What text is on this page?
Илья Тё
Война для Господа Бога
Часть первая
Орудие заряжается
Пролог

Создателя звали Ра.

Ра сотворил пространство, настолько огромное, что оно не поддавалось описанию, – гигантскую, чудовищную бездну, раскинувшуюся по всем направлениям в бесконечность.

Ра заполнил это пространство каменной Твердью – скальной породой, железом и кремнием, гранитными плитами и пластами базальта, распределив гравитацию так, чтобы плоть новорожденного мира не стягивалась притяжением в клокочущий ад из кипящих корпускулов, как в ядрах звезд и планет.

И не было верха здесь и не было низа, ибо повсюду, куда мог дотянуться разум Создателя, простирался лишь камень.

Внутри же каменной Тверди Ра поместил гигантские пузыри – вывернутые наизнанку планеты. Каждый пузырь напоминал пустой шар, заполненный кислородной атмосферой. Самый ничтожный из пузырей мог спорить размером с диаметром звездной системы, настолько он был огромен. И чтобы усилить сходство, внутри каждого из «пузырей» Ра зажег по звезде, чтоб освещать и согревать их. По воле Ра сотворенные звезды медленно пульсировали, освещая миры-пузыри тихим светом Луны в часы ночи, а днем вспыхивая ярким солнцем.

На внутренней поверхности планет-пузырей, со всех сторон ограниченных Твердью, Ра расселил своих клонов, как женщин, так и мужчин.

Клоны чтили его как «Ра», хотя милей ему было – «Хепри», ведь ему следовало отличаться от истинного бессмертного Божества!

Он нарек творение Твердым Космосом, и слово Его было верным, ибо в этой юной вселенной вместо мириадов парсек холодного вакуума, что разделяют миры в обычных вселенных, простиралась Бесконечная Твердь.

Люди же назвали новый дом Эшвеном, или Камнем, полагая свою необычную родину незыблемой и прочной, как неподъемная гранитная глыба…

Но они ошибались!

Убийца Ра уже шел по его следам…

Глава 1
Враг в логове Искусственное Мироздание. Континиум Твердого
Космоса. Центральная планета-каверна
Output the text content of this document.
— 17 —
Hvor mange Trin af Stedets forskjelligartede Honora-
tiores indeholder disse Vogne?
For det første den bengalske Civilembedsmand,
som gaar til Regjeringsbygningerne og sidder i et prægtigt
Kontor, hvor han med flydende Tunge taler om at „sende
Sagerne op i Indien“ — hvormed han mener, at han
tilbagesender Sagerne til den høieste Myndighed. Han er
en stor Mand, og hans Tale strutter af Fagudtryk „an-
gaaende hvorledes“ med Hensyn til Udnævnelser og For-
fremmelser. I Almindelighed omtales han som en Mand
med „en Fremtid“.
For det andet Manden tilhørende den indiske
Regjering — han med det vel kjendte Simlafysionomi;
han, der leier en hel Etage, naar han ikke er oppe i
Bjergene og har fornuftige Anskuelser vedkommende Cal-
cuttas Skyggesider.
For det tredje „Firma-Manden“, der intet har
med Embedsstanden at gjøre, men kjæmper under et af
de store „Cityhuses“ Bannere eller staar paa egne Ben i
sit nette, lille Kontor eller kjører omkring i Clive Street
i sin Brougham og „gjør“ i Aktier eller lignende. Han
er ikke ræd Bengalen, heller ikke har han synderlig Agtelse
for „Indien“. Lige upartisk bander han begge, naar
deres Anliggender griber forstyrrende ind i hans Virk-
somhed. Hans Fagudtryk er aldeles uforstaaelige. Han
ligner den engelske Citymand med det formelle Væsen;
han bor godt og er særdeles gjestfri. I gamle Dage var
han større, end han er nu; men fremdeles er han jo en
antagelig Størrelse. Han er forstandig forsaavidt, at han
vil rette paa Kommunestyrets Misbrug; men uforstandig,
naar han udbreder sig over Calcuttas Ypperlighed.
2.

-.-.-

> _Task instructions_
Using the listing, say how many lines include the word "ikke", and add nothing else.

> _Full solution_
2